以下のすべてのレコードから、各行を一字一句変えずに抜き出してください。画像は回答に含めない。

:: 対象データ ::

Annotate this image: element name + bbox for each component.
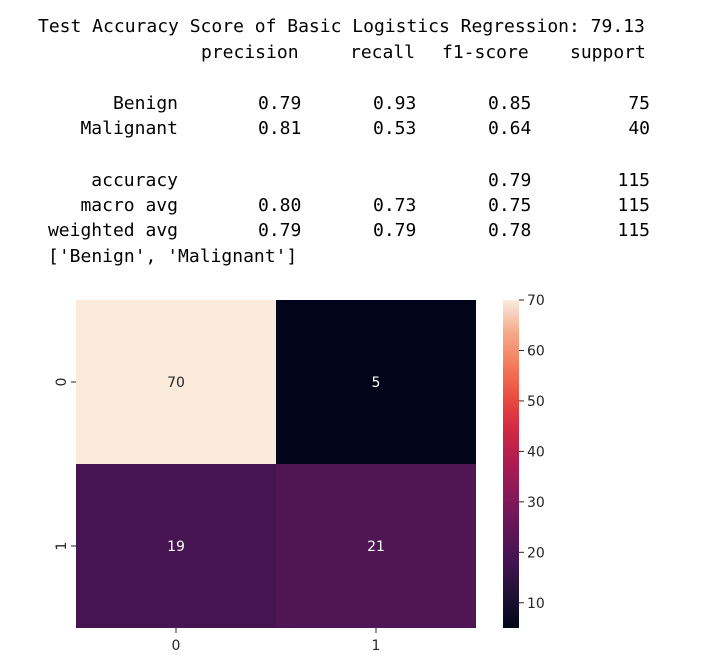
x-tick-label: 1 — [372, 638, 381, 654]
colorbar-tick-label: 30 — [527, 495, 545, 511]
header-support: support — [570, 42, 646, 63]
row-malignant-recall: 0.53 — [373, 118, 417, 139]
heatmap-cells: 70 5 19 21 — [76, 300, 476, 628]
summary-macro-f1: 0.75 — [488, 195, 532, 216]
row-label-malignant: Malignant — [80, 118, 178, 139]
heatmap-cell-label: 70 — [167, 375, 185, 391]
colorbar-tick-label: 50 — [527, 394, 545, 410]
heatmap-cell-label: 21 — [367, 539, 385, 555]
colorbar-tick-label: 20 — [527, 545, 545, 561]
heatmap-cell — [76, 464, 276, 628]
colorbar: 10 20 30 40 50 60 70 — [503, 293, 545, 628]
y-tick-label: 1 — [54, 542, 70, 551]
row-benign-recall: 0.93 — [373, 93, 417, 114]
row-malignant-support: 40 — [628, 118, 650, 139]
header-precision: precision — [201, 42, 299, 63]
colorbar-tick-label: 10 — [527, 596, 545, 612]
colorbar-tick-label: 60 — [527, 343, 545, 359]
summary-weighted-support: 115 — [617, 220, 650, 241]
colorbar-bar — [503, 300, 519, 628]
summary-macro-precision: 0.80 — [258, 195, 302, 216]
summary-label-macro-avg: macro avg — [80, 195, 178, 216]
accuracy-title-line: Test Accuracy Score of Basic Logistics R… — [38, 16, 645, 37]
colorbar-tick-label: 40 — [527, 444, 545, 460]
row-benign-precision: 0.79 — [258, 93, 302, 114]
row-label-benign: Benign — [112, 93, 178, 114]
colorbar-tick-label: 70 — [527, 293, 545, 309]
summary-macro-support: 115 — [617, 195, 650, 216]
summary-weighted-f1: 0.78 — [488, 220, 532, 241]
heatmap-cell — [276, 300, 476, 464]
y-tick-label: 0 — [54, 378, 70, 387]
summary-macro-recall: 0.73 — [373, 195, 417, 216]
heatmap-cell — [276, 464, 476, 628]
header-recall: recall — [350, 42, 416, 63]
header-f1-score: f1-score — [442, 42, 529, 63]
x-tick-label: 0 — [172, 638, 181, 654]
summary-weighted-precision: 0.79 — [258, 220, 302, 241]
summary-accuracy-support: 115 — [617, 170, 650, 191]
row-malignant-f1: 0.64 — [488, 118, 532, 139]
heatmap-axes: 0 1 0 1 — [54, 378, 380, 654]
row-benign-support: 75 — [628, 93, 650, 114]
heatmap-cell-label: 19 — [167, 539, 185, 555]
summary-weighted-recall: 0.79 — [373, 220, 417, 241]
summary-label-accuracy: accuracy — [91, 170, 178, 191]
row-malignant-precision: 0.81 — [258, 118, 302, 139]
row-benign-f1: 0.85 — [488, 93, 532, 114]
summary-label-weighted-avg: weighted avg — [47, 220, 178, 241]
summary-accuracy-f1: 0.79 — [488, 170, 532, 191]
heatmap-cell — [76, 300, 276, 464]
heatmap-cell-label: 5 — [372, 375, 381, 391]
class-list-output: ['Benign', 'Malignant'] — [48, 246, 298, 267]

:::

(記述回答):
Annotate this image: element name + bbox for each component.
x-tick-label: 1 — [372, 638, 381, 654]
colorbar-tick-label: 30 — [527, 495, 545, 511]
header-support: support — [570, 42, 646, 63]
row-malignant-recall: 0.53 — [373, 118, 417, 139]
heatmap-cells: 70 5 19 21 — [76, 300, 476, 628]
summary-macro-f1: 0.75 — [488, 195, 532, 216]
row-label-malignant: Malignant — [80, 118, 178, 139]
heatmap-cell-label: 70 — [167, 375, 185, 391]
colorbar-tick-label: 50 — [527, 394, 545, 410]
heatmap-cell-label: 21 — [367, 539, 385, 555]
colorbar-tick-label: 20 — [527, 545, 545, 561]
heatmap-cell — [76, 464, 276, 628]
colorbar: 10 20 30 40 50 60 70 — [503, 293, 545, 628]
y-tick-label: 1 — [54, 542, 70, 551]
row-benign-recall: 0.93 — [373, 93, 417, 114]
row-malignant-support: 40 — [628, 118, 650, 139]
header-precision: precision — [201, 42, 299, 63]
colorbar-tick-label: 10 — [527, 596, 545, 612]
colorbar-tick-label: 60 — [527, 343, 545, 359]
summary-weighted-support: 115 — [617, 220, 650, 241]
colorbar-bar — [503, 300, 519, 628]
summary-macro-precision: 0.80 — [258, 195, 302, 216]
summary-label-macro-avg: macro avg — [80, 195, 178, 216]
accuracy-title-line: Test Accuracy Score of Basic Logistics R… — [38, 16, 645, 37]
colorbar-tick-label: 40 — [527, 444, 545, 460]
row-benign-precision: 0.79 — [258, 93, 302, 114]
row-label-benign: Benign — [112, 93, 178, 114]
colorbar-tick-label: 70 — [527, 293, 545, 309]
summary-macro-support: 115 — [617, 195, 650, 216]
summary-weighted-f1: 0.78 — [488, 220, 532, 241]
heatmap-cell — [276, 300, 476, 464]
y-tick-label: 0 — [54, 378, 70, 387]
summary-macro-recall: 0.73 — [373, 195, 417, 216]
heatmap-cell — [276, 464, 476, 628]
header-recall: recall — [350, 42, 416, 63]
header-f1-score: f1-score — [442, 42, 529, 63]
x-tick-label: 0 — [172, 638, 181, 654]
summary-weighted-precision: 0.79 — [258, 220, 302, 241]
summary-accuracy-support: 115 — [617, 170, 650, 191]
row-malignant-f1: 0.64 — [488, 118, 532, 139]
heatmap-axes: 0 1 0 1 — [54, 378, 380, 654]
row-benign-support: 75 — [628, 93, 650, 114]
heatmap-cell-label: 19 — [167, 539, 185, 555]
summary-weighted-recall: 0.79 — [373, 220, 417, 241]
summary-label-accuracy: accuracy — [91, 170, 178, 191]
row-malignant-precision: 0.81 — [258, 118, 302, 139]
row-benign-f1: 0.85 — [488, 93, 532, 114]
summary-label-weighted-avg: weighted avg — [47, 220, 178, 241]
summary-accuracy-f1: 0.79 — [488, 170, 532, 191]
heatmap-cell — [76, 300, 276, 464]
heatmap-cell-label: 5 — [372, 375, 381, 391]
class-list-output: ['Benign', 'Malignant'] — [48, 246, 298, 267]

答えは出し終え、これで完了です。